[Stored data]
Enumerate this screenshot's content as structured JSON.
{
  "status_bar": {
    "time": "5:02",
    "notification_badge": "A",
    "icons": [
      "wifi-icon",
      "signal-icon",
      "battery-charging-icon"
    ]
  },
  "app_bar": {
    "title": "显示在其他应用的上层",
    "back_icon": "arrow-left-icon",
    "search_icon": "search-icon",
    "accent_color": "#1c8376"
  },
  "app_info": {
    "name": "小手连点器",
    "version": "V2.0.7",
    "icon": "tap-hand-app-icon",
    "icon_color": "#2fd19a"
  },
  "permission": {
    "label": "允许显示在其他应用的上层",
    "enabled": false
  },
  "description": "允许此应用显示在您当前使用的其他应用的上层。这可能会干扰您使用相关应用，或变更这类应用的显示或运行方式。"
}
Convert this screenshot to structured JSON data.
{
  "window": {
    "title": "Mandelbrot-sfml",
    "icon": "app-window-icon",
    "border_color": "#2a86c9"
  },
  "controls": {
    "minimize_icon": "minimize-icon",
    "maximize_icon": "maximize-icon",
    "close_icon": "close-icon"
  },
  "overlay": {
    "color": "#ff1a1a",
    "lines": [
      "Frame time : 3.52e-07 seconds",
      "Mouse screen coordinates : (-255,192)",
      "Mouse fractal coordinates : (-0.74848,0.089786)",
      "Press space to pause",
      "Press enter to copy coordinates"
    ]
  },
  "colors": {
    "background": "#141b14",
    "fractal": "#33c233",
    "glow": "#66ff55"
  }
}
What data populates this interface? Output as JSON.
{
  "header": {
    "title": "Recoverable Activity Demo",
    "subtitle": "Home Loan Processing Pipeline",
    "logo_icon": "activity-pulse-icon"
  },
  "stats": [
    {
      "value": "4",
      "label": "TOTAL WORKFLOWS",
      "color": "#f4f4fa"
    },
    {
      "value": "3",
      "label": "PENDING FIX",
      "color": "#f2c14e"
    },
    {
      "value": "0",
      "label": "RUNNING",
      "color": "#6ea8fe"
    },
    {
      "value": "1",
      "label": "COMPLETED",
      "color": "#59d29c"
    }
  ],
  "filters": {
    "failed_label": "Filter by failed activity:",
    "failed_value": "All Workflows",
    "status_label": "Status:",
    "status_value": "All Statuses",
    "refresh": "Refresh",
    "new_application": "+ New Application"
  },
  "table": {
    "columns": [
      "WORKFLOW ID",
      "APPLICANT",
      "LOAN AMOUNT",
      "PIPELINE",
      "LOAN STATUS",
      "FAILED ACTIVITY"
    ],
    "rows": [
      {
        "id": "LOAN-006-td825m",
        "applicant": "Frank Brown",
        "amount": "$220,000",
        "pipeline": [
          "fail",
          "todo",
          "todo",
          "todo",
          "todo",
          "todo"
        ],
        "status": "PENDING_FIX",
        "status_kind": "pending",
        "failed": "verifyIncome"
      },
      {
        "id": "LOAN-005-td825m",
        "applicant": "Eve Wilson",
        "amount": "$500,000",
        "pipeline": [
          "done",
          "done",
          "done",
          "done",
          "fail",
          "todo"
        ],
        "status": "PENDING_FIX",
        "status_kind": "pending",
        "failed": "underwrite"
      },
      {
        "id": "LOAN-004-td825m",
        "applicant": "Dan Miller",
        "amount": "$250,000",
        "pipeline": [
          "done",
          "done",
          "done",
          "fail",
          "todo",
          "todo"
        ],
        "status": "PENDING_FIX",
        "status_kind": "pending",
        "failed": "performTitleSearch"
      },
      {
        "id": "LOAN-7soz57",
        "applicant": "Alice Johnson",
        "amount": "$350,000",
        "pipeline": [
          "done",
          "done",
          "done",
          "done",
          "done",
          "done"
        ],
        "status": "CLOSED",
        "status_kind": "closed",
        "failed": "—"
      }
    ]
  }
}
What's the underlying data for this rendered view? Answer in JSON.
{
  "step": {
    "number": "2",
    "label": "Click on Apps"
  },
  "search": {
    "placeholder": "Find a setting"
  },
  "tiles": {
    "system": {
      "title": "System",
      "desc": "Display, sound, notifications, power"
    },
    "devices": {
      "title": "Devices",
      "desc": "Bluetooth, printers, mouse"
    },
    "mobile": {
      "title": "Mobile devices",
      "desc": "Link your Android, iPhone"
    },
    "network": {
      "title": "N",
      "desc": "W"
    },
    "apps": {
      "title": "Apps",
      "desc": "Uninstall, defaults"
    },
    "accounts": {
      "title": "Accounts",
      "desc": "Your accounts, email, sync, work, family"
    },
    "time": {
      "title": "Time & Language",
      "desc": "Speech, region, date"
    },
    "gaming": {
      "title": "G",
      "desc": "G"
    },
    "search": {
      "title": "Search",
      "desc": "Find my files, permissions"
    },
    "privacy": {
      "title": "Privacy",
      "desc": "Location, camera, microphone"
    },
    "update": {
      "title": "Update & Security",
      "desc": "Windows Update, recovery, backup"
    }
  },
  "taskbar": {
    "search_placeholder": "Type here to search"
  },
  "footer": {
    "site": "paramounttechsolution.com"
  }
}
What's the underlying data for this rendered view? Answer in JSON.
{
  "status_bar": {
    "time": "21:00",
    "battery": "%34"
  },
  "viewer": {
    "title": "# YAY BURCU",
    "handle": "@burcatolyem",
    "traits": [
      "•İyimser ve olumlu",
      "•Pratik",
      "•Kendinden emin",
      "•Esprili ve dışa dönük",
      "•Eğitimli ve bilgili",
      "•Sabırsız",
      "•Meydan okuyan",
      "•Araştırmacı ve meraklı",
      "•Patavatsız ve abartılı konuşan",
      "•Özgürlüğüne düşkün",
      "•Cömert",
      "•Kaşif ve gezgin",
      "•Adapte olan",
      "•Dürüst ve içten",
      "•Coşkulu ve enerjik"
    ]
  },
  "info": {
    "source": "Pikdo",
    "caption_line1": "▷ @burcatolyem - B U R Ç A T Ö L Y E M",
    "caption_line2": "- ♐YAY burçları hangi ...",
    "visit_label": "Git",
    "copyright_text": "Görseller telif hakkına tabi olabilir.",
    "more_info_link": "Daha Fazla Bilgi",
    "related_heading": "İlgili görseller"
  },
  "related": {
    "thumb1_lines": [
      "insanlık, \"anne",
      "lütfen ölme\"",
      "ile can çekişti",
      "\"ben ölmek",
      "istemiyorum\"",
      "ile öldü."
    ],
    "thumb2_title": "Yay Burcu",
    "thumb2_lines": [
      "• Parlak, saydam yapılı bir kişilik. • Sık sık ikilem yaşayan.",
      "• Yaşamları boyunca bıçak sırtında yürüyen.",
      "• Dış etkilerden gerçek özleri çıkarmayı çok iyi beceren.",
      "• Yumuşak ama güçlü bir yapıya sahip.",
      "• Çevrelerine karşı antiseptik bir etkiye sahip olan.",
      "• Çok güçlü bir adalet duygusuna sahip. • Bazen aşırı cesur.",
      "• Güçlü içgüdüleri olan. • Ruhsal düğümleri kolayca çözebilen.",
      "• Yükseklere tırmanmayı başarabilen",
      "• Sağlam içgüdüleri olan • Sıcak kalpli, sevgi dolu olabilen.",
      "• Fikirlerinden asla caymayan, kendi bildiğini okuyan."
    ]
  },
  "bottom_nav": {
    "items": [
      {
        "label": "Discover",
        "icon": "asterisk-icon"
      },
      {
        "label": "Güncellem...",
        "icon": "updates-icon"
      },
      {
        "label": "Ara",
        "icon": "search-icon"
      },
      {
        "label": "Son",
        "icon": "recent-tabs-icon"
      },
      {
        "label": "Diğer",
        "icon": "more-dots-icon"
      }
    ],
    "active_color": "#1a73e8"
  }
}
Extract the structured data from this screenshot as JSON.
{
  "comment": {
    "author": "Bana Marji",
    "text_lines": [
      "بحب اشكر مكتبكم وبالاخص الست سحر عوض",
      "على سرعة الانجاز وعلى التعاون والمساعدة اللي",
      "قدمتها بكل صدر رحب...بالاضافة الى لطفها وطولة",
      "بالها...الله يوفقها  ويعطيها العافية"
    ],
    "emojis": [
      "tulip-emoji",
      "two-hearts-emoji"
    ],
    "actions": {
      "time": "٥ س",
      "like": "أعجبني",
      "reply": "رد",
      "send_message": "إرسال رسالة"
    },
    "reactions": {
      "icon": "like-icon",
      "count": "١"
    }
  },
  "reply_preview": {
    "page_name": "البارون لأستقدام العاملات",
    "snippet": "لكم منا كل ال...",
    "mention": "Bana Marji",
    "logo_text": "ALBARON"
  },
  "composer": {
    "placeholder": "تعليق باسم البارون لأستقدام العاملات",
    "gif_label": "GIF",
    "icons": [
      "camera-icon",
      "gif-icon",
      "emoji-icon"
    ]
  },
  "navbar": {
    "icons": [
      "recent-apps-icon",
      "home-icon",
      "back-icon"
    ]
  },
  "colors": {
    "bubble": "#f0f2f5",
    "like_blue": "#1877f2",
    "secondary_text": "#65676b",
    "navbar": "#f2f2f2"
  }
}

=== STATED TASK ===
Select and copy every line from the records that includes the word "this".

=== RESPONSE ===
Enumerate this screenshot's content as structured JSON.
Convert this screenshot to structured JSON data.
What data populates this interface? Output as JSON.
What's the underlying data for this rendered view? Answer in JSON.
What's the underlying data for this rendered view? Answer in JSON.
Extract the structured data from this screenshot as JSON.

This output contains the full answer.